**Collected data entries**
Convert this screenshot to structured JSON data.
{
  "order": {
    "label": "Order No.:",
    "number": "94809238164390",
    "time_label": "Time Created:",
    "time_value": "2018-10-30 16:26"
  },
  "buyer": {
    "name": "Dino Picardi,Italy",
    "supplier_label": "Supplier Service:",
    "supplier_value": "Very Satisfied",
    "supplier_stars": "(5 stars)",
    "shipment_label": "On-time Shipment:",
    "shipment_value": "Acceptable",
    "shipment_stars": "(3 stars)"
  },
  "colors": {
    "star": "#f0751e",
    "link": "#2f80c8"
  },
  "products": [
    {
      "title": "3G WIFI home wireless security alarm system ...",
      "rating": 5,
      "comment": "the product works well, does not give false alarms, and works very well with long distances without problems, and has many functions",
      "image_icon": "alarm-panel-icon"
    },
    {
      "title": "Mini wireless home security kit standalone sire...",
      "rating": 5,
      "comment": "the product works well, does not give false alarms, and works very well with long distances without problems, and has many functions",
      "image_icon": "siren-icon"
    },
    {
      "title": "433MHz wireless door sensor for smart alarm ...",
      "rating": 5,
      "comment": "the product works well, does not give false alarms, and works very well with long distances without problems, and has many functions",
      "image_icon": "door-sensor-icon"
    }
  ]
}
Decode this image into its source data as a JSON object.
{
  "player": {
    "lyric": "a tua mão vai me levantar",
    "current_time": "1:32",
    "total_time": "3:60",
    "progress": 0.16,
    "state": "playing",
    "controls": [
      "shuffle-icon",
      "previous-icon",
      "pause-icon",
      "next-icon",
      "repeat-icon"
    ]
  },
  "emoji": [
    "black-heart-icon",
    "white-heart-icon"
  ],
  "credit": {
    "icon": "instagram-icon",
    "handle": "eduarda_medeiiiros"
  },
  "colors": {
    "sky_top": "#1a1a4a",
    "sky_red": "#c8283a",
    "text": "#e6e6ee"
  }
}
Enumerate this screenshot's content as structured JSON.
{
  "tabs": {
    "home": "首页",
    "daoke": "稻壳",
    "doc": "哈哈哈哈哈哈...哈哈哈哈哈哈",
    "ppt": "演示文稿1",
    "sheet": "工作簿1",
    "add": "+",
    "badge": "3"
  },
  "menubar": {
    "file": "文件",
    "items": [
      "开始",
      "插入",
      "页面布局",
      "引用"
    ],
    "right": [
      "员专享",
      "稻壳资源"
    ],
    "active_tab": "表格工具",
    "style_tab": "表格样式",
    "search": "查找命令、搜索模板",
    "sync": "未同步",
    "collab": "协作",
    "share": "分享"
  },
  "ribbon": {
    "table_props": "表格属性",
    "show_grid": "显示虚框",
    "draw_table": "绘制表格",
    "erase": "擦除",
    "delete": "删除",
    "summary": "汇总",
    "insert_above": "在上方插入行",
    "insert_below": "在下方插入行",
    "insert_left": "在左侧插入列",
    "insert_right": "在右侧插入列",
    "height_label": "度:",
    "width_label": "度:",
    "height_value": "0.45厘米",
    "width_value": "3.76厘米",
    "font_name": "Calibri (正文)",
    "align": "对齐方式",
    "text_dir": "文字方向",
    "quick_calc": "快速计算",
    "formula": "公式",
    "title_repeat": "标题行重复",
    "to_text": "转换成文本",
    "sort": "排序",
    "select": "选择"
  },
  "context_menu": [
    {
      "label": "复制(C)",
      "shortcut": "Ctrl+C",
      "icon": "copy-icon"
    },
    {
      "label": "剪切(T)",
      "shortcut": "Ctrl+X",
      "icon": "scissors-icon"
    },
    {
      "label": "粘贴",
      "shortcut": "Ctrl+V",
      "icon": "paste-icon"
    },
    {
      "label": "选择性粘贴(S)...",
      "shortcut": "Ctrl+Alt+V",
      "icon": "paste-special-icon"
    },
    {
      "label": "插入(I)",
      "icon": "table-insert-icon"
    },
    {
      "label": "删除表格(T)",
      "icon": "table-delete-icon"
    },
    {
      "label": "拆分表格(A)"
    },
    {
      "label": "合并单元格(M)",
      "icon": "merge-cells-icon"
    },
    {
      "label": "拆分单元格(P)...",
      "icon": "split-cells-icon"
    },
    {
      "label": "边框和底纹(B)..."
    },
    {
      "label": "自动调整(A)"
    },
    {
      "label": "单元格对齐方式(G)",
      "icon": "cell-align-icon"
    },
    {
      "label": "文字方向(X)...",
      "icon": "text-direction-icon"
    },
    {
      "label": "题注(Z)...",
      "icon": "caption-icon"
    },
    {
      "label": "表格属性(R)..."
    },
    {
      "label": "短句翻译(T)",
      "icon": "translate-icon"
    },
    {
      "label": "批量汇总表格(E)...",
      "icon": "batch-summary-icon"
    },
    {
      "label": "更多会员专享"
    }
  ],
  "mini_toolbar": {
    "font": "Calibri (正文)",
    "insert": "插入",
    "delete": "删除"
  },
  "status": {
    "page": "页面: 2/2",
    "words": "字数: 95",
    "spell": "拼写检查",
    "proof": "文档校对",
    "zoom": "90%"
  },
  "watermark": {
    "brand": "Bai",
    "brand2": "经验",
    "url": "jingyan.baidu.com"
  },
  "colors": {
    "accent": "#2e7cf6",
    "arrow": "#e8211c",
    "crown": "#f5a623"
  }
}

**JOB**
Identify every line where the string "Calibri" appears.

**WRITTEN RESPONSE**
    "font_name": "Calibri (正文)",
    "font": "Calibri (正文)",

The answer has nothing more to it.